▸ DATASET ROWS:
++++

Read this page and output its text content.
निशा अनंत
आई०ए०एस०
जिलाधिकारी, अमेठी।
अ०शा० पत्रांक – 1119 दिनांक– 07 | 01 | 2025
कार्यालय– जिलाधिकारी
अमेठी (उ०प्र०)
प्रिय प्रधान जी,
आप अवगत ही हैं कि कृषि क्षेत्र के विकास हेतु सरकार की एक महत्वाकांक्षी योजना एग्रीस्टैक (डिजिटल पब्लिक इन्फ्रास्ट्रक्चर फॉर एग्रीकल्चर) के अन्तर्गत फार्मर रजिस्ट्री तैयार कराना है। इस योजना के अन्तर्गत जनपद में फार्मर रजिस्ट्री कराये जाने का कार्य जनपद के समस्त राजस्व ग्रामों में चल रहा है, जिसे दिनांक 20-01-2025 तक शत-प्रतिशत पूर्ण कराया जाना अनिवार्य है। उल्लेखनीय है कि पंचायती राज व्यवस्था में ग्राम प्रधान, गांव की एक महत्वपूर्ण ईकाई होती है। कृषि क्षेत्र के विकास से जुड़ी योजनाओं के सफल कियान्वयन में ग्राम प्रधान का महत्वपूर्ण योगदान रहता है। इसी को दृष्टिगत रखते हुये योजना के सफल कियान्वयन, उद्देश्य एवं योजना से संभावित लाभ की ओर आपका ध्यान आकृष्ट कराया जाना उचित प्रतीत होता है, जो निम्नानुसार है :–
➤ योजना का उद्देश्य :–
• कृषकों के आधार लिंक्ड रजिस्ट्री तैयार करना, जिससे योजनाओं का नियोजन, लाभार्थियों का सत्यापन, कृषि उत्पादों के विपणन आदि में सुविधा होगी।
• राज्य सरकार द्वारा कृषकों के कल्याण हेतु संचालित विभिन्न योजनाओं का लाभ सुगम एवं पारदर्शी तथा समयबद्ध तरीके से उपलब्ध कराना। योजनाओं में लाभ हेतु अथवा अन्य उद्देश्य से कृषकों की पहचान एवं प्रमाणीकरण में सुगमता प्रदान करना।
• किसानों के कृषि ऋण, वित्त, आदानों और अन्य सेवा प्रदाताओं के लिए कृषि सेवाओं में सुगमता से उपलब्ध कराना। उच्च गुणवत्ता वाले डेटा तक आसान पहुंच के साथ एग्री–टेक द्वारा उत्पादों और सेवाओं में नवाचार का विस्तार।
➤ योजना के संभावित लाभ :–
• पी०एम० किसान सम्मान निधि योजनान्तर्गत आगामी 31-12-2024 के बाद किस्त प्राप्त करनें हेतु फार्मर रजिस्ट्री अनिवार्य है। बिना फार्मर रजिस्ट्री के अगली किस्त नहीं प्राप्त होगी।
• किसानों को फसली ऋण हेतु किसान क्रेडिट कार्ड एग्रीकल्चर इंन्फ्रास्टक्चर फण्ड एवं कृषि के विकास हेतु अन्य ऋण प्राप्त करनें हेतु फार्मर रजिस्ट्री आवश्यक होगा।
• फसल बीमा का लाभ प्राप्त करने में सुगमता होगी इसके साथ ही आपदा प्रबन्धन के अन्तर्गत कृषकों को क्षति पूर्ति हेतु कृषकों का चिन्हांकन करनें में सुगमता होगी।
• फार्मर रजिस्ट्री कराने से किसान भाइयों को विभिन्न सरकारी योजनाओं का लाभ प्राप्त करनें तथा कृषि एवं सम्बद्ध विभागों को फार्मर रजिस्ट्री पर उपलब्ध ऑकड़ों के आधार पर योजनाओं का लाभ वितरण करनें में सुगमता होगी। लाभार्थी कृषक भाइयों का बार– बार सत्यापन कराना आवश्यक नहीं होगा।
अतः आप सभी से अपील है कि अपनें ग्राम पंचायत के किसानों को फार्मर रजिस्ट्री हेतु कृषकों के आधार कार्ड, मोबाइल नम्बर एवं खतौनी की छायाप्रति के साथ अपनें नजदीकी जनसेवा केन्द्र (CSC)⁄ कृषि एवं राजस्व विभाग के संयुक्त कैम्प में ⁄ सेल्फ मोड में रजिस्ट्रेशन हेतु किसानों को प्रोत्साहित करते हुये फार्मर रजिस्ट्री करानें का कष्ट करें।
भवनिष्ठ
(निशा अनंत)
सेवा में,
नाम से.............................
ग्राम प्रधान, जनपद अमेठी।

++++

▸ WRITTEN REQUEST:
Work through the listing above and report how many lines include the string "जनपद", with no other text.

▸ SOLUTION:
2